> **Exercise passage**
*** Block opens ***
Abstract

AbstractApproximately 8 months of colocated spaceborne lidar and lightning observations were analyzed in a pathfinder study to understand the advantages and challenges of using these combined observations to understand thunderstorms. Data from the Lightning Imaging Sensor (LIS) and the Cloud‐Aerosol Transport System (CATS) lidar were used when they overlapped on the International Space Station during March–October 2017. Using simple matching criteria, 8246 LIS flashes occurred within 25 km of the CATS ground track. CATS cloud top heights near these flashes showed similar behavior with latitude when compared with a spaceborne radar‐based climatology, but the lidar cloud tops were approximately 2‐km higher than 20‐dBZ radar echo tops. CATS cloud phase near LIS flashes was consistent with ice‐ or mixed‐phase more than 90% of the time, showing the value of using lightning observations to validate lidar‐based feature masks. In addition, correlations between a proxy for LIS flash rate and CATS ice water path, cloud optical depth, and cloud top height were low (0.38–0.42) but positive and highly statistically significant (>99%), suggesting that lidar retrievals of cloud properties can be meaningfully compared with lightning observations despite lidar's known inability to penetrate deeply into optically thick clouds like thunderstorms. Finally, CATS was used to help diagnose LIS false alarms due to surface‐based glint. The false alarm rate was approximately 0.1%, which demonstrated the excellent performance of the surface glint filter in the LIS processing code. The results suggest that fruitful scientific insights can be expected from larger combined lidar/lightning datasets.
*** Block closes ***
> **Supplied data**
*** Block opens ***
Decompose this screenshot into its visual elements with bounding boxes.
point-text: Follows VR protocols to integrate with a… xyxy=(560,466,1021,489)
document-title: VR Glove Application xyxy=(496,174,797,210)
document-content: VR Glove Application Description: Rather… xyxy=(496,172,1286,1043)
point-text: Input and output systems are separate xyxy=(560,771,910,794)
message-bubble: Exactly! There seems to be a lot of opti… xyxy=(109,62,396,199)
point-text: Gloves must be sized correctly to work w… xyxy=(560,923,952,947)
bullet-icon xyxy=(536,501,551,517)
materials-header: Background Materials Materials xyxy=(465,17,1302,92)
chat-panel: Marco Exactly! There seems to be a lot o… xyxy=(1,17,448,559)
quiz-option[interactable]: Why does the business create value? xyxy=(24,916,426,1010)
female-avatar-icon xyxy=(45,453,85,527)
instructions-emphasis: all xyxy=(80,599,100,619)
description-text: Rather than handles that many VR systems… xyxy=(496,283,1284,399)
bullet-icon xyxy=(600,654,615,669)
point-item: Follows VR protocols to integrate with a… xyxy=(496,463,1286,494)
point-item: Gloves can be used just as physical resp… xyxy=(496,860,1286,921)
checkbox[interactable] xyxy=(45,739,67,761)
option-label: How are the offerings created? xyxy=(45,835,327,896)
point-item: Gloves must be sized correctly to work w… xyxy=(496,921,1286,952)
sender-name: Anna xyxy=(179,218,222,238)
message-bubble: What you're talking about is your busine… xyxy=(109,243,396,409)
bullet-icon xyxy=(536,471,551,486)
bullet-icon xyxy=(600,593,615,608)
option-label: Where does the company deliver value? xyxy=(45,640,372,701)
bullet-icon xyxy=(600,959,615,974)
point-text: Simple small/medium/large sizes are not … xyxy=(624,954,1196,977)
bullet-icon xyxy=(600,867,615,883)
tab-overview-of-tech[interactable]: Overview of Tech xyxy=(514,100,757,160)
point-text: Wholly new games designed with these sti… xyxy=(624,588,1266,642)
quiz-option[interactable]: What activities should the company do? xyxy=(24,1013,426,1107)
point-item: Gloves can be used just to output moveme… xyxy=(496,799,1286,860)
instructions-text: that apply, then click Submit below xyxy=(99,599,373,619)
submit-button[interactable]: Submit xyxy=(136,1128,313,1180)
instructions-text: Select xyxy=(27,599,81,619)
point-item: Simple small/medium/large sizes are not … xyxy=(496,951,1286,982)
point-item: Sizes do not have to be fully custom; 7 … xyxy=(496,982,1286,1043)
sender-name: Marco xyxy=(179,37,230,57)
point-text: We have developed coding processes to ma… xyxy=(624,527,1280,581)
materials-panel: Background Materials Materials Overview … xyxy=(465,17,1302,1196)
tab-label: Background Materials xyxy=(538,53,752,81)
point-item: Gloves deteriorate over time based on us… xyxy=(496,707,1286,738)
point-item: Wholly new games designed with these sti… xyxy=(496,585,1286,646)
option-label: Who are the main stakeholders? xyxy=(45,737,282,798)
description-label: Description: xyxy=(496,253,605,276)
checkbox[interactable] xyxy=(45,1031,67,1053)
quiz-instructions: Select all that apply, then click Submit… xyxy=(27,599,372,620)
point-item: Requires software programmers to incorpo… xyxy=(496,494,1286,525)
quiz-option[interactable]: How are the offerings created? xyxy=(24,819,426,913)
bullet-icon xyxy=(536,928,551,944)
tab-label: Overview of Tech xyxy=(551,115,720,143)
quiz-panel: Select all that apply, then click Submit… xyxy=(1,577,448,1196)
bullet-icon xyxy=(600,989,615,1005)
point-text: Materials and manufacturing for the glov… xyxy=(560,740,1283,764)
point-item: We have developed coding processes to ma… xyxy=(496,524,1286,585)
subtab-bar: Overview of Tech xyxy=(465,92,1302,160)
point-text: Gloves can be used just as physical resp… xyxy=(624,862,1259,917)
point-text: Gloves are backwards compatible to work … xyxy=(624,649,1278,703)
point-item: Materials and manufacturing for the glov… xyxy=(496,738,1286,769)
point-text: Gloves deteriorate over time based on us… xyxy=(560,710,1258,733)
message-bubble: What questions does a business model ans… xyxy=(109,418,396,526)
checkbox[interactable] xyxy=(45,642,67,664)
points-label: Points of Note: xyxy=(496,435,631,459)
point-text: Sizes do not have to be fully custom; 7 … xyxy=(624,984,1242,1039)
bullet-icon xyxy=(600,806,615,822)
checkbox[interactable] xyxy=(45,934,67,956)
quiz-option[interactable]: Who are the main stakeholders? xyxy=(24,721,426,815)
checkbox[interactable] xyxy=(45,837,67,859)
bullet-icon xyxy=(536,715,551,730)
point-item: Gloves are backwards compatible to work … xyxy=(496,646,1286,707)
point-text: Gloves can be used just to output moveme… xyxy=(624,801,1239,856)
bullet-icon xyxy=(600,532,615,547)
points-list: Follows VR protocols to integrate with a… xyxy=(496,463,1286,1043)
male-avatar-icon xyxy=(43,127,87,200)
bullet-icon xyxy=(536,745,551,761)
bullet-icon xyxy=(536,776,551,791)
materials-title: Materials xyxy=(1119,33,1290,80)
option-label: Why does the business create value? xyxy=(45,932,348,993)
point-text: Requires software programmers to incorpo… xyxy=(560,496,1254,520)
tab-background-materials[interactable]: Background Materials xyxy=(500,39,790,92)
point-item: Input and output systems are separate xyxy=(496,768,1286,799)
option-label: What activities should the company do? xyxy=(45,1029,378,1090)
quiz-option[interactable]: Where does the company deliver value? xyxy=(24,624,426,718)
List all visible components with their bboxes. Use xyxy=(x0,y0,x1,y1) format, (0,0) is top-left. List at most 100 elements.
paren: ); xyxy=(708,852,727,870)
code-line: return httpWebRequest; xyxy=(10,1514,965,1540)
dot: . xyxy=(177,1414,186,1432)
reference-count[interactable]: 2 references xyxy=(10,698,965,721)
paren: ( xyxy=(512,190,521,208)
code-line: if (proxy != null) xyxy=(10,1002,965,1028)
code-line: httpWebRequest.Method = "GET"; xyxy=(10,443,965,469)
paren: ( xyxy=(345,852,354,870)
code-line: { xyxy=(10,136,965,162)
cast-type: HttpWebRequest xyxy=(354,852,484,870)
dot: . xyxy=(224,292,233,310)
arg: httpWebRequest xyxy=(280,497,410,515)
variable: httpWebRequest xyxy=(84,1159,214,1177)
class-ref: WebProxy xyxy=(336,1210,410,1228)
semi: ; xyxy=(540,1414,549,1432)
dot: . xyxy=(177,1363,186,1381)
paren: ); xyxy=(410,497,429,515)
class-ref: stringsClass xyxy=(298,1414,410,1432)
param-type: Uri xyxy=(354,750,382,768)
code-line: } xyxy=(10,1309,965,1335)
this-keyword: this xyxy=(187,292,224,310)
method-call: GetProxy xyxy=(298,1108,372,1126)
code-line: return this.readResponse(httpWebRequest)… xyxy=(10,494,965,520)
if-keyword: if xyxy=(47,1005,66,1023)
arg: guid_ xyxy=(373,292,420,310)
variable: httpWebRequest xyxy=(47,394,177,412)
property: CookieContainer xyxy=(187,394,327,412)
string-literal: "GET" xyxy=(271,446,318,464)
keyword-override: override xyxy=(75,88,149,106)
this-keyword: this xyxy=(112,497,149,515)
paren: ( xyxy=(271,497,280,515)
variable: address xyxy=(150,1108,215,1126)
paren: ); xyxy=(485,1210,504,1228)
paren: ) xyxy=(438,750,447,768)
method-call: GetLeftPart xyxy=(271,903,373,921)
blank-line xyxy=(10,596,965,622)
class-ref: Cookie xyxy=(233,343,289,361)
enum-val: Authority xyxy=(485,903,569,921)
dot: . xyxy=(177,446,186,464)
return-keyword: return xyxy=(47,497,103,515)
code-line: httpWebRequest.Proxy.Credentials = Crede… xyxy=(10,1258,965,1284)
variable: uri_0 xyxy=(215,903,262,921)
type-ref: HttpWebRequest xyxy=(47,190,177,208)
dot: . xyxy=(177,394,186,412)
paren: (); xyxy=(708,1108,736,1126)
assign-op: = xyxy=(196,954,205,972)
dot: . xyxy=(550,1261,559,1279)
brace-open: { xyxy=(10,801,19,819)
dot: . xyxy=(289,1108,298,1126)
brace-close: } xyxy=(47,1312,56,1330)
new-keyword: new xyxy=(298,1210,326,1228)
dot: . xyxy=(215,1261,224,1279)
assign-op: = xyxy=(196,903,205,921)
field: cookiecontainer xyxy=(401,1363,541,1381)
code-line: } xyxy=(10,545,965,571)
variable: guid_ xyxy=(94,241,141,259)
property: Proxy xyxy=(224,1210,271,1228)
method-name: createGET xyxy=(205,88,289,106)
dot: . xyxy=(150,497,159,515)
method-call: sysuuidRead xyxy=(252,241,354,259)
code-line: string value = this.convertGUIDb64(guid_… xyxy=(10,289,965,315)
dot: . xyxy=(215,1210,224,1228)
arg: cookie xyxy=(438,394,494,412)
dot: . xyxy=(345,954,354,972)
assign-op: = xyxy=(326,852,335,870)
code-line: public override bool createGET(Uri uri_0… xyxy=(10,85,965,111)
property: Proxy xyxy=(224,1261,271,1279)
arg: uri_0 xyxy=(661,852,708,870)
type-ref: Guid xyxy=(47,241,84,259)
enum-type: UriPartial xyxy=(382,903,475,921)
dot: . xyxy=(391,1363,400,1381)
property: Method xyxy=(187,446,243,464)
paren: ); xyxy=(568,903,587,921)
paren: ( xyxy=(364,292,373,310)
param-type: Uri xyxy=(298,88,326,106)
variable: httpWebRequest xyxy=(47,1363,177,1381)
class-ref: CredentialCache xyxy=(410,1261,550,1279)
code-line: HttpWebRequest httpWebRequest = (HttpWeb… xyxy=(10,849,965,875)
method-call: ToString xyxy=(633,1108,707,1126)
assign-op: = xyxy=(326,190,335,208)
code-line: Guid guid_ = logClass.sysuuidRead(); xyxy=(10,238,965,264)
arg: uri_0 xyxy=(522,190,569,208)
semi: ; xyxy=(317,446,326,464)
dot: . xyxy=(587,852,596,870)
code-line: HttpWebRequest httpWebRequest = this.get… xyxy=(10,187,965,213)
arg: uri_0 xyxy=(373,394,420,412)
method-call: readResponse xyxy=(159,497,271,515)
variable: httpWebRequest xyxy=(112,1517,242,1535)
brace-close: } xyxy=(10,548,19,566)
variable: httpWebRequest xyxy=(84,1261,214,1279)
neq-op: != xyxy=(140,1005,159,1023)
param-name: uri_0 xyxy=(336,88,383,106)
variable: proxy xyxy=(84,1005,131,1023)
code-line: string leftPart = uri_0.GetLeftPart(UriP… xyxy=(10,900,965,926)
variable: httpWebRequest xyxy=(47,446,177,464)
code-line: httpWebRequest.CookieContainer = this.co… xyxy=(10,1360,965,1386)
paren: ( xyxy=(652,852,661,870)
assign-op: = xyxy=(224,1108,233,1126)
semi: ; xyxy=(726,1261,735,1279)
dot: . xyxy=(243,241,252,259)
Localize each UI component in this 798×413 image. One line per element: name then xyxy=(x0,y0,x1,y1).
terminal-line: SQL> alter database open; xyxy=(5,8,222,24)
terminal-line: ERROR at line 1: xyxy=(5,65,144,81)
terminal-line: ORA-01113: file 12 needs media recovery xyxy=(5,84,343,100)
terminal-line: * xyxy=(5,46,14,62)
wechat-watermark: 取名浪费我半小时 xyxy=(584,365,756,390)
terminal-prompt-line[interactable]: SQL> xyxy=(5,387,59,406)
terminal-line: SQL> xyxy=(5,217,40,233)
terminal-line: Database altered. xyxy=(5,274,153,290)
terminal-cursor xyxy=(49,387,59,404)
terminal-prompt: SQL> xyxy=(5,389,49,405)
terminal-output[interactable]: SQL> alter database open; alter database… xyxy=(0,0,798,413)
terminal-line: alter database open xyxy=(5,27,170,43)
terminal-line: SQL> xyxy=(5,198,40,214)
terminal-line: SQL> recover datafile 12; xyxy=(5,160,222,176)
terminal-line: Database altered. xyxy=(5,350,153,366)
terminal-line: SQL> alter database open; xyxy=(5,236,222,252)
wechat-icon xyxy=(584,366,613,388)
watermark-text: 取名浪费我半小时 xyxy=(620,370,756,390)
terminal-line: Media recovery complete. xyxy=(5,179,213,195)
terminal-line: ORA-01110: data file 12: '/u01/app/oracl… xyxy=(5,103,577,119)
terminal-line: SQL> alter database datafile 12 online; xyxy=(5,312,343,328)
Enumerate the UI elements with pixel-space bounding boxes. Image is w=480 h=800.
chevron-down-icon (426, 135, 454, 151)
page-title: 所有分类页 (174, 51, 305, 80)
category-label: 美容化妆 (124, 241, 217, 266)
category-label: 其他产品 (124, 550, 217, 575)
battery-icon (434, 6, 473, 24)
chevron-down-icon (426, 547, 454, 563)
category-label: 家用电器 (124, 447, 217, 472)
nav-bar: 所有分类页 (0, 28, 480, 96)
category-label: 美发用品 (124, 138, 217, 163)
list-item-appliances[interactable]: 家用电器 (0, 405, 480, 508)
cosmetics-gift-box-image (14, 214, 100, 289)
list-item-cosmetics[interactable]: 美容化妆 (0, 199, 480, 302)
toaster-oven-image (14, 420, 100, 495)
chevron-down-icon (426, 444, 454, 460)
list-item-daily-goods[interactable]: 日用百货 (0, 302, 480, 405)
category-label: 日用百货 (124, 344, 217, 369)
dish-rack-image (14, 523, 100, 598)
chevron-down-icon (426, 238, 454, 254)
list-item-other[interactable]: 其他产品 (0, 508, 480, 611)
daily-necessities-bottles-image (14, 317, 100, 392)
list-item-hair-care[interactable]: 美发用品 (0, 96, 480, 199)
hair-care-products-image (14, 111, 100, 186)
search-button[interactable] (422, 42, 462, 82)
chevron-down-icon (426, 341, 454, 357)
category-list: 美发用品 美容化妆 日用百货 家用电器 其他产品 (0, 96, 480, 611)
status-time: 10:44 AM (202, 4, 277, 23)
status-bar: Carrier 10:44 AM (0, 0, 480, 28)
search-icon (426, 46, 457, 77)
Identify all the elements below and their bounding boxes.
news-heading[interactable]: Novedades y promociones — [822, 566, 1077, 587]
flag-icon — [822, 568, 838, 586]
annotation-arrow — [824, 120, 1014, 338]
*** Block closes ***
> **Task instructions**
Using the abstract on spaceborne lidar and lightning observations, answer yes or no to whether each statement agrees with it, and quote the words of the abstract that decide it. (a) 8246 LIS flashes occurred within 25 km of the CATS ground track. (b) The lidar cloud tops were lower than the 20-dBZ radar echo tops. (c) The false alarm rate from surface-based glint was approximately 1%.

> **Task solution**
(a) Yes: "8246 LIS flashes occurred within 25 km of the CATS ground track."
(b) No: "the lidar cloud tops were approximately 2‐km higher than 20‐dBZ radar echo tops."
(c) No: "The false alarm rate was approximately 0.1%"